YOUR INSTRUCTIONS: Find every line in the entries that holds the string "purulenta" and report it.

+---+

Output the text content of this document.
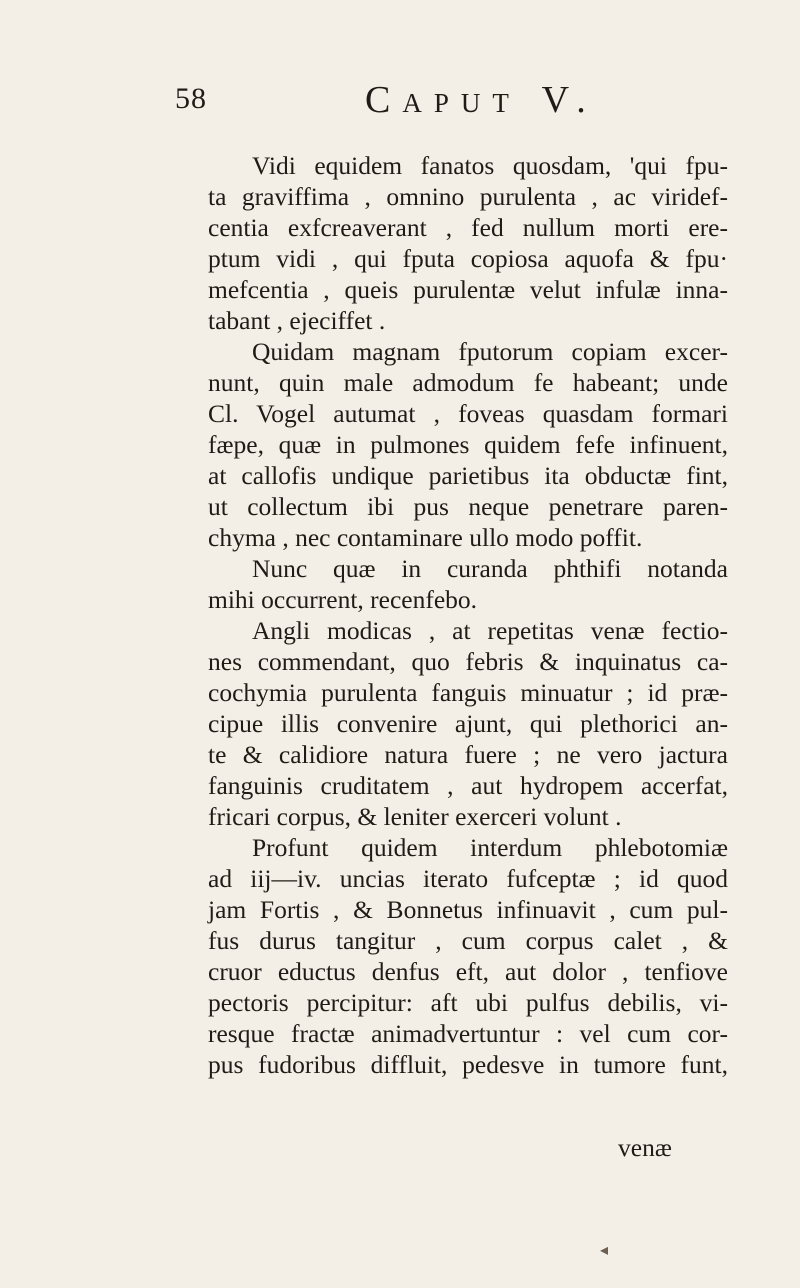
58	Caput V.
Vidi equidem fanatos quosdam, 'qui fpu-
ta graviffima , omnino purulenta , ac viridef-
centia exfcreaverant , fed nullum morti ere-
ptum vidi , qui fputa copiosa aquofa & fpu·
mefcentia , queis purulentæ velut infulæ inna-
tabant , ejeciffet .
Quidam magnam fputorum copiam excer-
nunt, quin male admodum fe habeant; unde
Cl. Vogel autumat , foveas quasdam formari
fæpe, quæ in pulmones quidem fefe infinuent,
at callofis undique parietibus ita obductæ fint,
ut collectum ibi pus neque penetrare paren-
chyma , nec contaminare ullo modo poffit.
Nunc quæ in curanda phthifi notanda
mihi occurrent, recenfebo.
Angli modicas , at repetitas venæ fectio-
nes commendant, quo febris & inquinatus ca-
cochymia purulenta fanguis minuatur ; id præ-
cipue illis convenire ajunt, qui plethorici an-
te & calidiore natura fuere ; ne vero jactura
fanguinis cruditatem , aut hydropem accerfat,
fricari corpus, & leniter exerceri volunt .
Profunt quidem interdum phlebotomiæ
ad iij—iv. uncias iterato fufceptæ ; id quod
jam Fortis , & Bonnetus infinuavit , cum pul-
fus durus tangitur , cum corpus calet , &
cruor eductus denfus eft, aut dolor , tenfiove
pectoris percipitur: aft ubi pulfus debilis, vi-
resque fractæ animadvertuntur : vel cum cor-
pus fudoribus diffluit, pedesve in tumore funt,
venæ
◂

+---+

RESULT OF THIS TASK:
ta graviffima , omnino purulenta , ac viridef-
cochymia purulenta fanguis minuatur ; id præ-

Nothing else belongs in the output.